Text shown -
+---+

In cases where glass in operated under a gas pressure or vacuum we are recommending that our technical department is consulted for further information on suitable external protection.
Borosilicate glass retains its mechanical strength and will deform only at temperatures which approach its strain point. The practical upper limit for operating temperatures is much lower and is controlled by the temperature differentials in the glass, which depend on the relative temperatures of the contents of the equipment and the external surroundings.
Provided borosilicate glass is not subjected to rapid change in temperature, creating undue thermal shock, it can be operated safely at temperatures up to 4500F (232ºC). The normal limiting factor is actually the gasket material. The degree of thermal shock (usually defined as sudden chilling) which it can withstand depends on many factors, for example: stresses due to operating conditions; stresses imposed in supporting the equipment; the wall thickness of the glass, etc.

+---+

Excerpted data -
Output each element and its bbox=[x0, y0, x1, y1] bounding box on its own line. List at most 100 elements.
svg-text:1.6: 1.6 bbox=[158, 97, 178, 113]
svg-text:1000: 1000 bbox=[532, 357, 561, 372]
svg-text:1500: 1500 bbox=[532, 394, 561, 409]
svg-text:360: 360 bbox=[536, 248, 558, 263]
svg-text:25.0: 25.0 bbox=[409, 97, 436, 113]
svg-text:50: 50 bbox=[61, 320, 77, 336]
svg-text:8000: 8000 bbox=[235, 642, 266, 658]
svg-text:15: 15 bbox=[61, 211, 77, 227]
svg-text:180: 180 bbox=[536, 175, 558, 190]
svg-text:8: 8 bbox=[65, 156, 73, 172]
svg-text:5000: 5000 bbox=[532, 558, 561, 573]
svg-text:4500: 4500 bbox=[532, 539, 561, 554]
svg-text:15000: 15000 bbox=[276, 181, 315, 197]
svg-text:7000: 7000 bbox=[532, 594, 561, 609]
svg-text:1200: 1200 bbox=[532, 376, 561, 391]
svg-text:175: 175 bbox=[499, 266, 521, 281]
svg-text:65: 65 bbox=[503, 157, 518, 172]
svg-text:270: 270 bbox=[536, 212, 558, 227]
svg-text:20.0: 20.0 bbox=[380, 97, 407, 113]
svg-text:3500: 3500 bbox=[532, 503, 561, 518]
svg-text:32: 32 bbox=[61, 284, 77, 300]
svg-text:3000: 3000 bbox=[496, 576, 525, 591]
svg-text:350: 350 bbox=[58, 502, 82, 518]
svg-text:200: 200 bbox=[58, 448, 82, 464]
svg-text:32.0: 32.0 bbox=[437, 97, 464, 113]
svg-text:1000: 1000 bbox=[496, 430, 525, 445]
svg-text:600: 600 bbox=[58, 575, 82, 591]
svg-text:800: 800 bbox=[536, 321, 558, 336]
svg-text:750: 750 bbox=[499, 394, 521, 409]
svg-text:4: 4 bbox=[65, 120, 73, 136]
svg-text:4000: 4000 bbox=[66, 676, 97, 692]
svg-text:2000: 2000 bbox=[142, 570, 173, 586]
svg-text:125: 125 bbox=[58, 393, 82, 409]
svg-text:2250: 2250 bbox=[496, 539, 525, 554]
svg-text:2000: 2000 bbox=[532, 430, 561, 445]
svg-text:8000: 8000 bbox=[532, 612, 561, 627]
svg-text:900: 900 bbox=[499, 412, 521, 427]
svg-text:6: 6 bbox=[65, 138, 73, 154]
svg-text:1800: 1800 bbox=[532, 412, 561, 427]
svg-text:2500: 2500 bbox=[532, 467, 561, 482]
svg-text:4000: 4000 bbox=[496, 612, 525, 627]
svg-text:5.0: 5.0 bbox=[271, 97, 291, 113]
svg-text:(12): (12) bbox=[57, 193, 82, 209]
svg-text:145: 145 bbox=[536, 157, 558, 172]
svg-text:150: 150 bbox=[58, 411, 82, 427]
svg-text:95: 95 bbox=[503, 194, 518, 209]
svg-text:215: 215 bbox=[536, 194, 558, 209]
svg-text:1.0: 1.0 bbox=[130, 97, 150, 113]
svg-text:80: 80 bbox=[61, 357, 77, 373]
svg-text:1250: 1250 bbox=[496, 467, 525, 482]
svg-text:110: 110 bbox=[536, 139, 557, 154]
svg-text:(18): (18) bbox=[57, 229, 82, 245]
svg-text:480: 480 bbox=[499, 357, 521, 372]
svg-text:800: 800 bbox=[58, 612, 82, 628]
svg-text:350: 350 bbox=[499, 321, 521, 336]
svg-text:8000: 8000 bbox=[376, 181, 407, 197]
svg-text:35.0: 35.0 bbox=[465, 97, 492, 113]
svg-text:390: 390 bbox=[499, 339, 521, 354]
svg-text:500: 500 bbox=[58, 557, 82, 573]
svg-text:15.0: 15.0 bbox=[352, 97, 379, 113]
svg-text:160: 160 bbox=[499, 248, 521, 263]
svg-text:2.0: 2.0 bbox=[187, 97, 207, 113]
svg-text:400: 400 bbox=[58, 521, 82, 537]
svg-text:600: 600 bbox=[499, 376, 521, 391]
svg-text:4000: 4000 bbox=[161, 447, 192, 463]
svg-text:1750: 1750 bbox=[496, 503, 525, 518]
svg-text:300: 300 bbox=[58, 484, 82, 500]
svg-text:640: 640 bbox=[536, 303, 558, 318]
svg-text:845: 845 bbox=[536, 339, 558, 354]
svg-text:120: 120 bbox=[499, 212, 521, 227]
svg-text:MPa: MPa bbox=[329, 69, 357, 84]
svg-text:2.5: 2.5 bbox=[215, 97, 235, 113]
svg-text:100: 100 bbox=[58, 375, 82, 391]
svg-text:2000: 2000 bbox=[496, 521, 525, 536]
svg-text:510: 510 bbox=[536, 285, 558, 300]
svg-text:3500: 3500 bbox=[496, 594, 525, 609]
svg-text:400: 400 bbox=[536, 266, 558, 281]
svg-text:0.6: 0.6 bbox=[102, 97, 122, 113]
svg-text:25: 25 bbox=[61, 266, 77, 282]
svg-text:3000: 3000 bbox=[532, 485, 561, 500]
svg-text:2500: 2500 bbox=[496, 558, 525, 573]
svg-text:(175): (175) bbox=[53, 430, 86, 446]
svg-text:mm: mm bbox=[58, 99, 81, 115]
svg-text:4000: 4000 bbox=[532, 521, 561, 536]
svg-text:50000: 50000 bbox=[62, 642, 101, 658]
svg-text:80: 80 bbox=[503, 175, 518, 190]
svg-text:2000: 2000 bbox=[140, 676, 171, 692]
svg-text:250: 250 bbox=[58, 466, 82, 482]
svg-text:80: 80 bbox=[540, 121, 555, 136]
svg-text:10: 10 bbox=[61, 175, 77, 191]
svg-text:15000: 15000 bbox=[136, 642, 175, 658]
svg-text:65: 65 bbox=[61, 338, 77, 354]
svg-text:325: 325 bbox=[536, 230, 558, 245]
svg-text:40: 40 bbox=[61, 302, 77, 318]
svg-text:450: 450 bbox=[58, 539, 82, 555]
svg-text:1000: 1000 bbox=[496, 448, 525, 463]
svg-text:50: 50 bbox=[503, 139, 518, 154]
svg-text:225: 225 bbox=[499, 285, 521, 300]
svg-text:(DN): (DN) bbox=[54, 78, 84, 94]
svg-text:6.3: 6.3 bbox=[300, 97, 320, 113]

+---+

Task directions -
Resume the text on borosilicate glass equipment, starting after its last sentence. The rows are separate material and have nothing to do with the text on borosilicate glass.

Result of this task -
It is therefore undesirable to give an overall figure but, as a general guide, sudden temperature changes of up to about 216ºF (120ºC) can be accommodated At sub-zero temperatures, the tensile strength of borosilicate glass tends to increase and equipment can be used with safety at cryogenic temperatures It is always advisable to discuss any difficult applications with our engineers
The borosilicate glass used in the manufacture of our range of process plant and pipe line components has the following approximate composition.
| Component | % by weight |
|---|---|
| SiO² | 80.6 |
| B²O³ | 12.5 |
| Na²O | 4.2 |
| Al²O³ | 2.2 |
| Others | 0.5 |
Borosilicate glass is resistant to almost all substances except hydrofluoric acid, phosphoric acid and hot strong caustic solutions. Of these, hydrofluoric acid has the most serious effect and, even when a solution contains a few parts per million, corrosion will occur.
Phosphoric acid and caustic solution cause no problem when cold but at elevated temperatures corrosion occurs. Caustic solution up to 30% concentration can be handled safely at ambient temperature. Under actual service conditions, the effect of turbulence and traces of other chemical is the solution may increase or decrease the rate of attack.
With borosilicate glass, the transmission of ultra-violet light – which is the great importance for photo-chemical reaction- is somewhat greater in the middle spectrum that with normal window glass.
If photosensitive substances are being processed, the glass can be amber stained to special order. This permanent coating reduces the ultra violet light transmission to a minimum. Figure 2 shows a comparison of the light transmission for plain and amber glass.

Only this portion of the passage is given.